| Task instructions |
Repeat the listing in full, preserving every character.

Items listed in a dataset
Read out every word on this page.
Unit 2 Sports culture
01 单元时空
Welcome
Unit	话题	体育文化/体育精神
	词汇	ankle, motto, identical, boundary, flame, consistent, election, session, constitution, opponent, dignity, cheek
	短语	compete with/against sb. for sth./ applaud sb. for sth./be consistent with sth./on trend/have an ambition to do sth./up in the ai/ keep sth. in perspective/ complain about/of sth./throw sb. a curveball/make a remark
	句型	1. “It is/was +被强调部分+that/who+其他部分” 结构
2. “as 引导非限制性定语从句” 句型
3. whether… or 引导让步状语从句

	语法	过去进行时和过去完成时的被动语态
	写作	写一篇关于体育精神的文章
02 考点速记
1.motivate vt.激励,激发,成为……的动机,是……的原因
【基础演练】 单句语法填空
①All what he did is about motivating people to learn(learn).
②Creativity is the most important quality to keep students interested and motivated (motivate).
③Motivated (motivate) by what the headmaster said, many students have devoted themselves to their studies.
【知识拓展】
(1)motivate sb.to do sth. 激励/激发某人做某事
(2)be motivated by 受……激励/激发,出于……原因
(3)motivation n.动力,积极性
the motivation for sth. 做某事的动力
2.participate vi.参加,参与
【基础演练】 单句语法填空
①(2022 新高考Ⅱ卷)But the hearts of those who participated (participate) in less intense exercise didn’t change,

| Task solution |
Read out every word on this page.
Unit 2 Sports culture
01 单元时空
Welcome
Unit	话题	体育文化/体育精神
	词汇	ankle, motto, identical, boundary, flame, consistent, election, session, constitution, opponent, dignity, cheek
	短语	compete with/against sb. for sth./ applaud sb. for sth./be consistent with sth./on trend/have an ambition to do sth./up in the ai/ keep sth. in perspective/ complain about/of sth./throw sb. a curveball/make a remark
	句型	1. “It is/was +被强调部分+that/who+其他部分” 结构
2. “as 引导非限制性定语从句” 句型
3. whether… or 引导让步状语从句

	语法	过去进行时和过去完成时的被动语态
	写作	写一篇关于体育精神的文章
02 考点速记
1.motivate vt.激励,激发,成为……的动机,是……的原因
【基础演练】 单句语法填空
①All what he did is about motivating people to learn(learn).
②Creativity is the most important quality to keep students interested and motivated (motivate).
③Motivated (motivate) by what the headmaster said, many students have devoted themselves to their studies.
【知识拓展】
(1)motivate sb.to do sth. 激励/激发某人做某事
(2)be motivated by 受……激励/激发,出于……原因
(3)motivation n.动力,积极性
the motivation for sth. 做某事的动力
2.participate vi.参加,参与
【基础演练】 单句语法填空
①(2022 新高考Ⅱ卷)But the hearts of those who participated (participate) in less intense exercise didn’t change,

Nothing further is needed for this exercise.